Records provided>
──────

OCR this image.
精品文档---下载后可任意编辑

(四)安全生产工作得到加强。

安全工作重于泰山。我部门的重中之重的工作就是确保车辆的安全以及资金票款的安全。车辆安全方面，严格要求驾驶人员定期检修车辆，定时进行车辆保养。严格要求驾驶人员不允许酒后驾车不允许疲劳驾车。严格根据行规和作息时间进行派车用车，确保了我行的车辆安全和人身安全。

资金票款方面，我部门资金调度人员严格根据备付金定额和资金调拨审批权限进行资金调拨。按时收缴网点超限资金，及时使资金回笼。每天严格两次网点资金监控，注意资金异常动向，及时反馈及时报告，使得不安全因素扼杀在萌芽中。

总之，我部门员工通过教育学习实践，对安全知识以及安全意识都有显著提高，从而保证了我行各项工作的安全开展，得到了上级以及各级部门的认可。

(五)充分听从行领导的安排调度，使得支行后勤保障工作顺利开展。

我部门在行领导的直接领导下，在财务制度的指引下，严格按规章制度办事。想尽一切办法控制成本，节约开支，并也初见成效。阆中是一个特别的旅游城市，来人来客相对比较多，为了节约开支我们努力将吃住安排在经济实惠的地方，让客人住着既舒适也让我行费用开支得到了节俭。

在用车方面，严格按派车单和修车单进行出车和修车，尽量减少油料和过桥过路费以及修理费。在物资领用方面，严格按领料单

──────

Stated exercise> Print out every record again, exactly and in full.

Answer>
OCR this image.
精品文档---下载后可任意编辑

(四)安全生产工作得到加强。

安全工作重于泰山。我部门的重中之重的工作就是确保车辆的安全以及资金票款的安全。车辆安全方面，严格要求驾驶人员定期检修车辆，定时进行车辆保养。严格要求驾驶人员不允许酒后驾车不允许疲劳驾车。严格根据行规和作息时间进行派车用车，确保了我行的车辆安全和人身安全。

资金票款方面，我部门资金调度人员严格根据备付金定额和资金调拨审批权限进行资金调拨。按时收缴网点超限资金，及时使资金回笼。每天严格两次网点资金监控，注意资金异常动向，及时反馈及时报告，使得不安全因素扼杀在萌芽中。

总之，我部门员工通过教育学习实践，对安全知识以及安全意识都有显著提高，从而保证了我行各项工作的安全开展，得到了上级以及各级部门的认可。

(五)充分听从行领导的安排调度，使得支行后勤保障工作顺利开展。

我部门在行领导的直接领导下，在财务制度的指引下，严格按规章制度办事。想尽一切办法控制成本，节约开支，并也初见成效。阆中是一个特别的旅游城市，来人来客相对比较多，为了节约开支我们努力将吃住安排在经济实惠的地方，让客人住着既舒适也让我行费用开支得到了节俭。

在用车方面，严格按派车单和修车单进行出车和修车，尽量减少油料和过桥过路费以及修理费。在物资领用方面，严格按领料单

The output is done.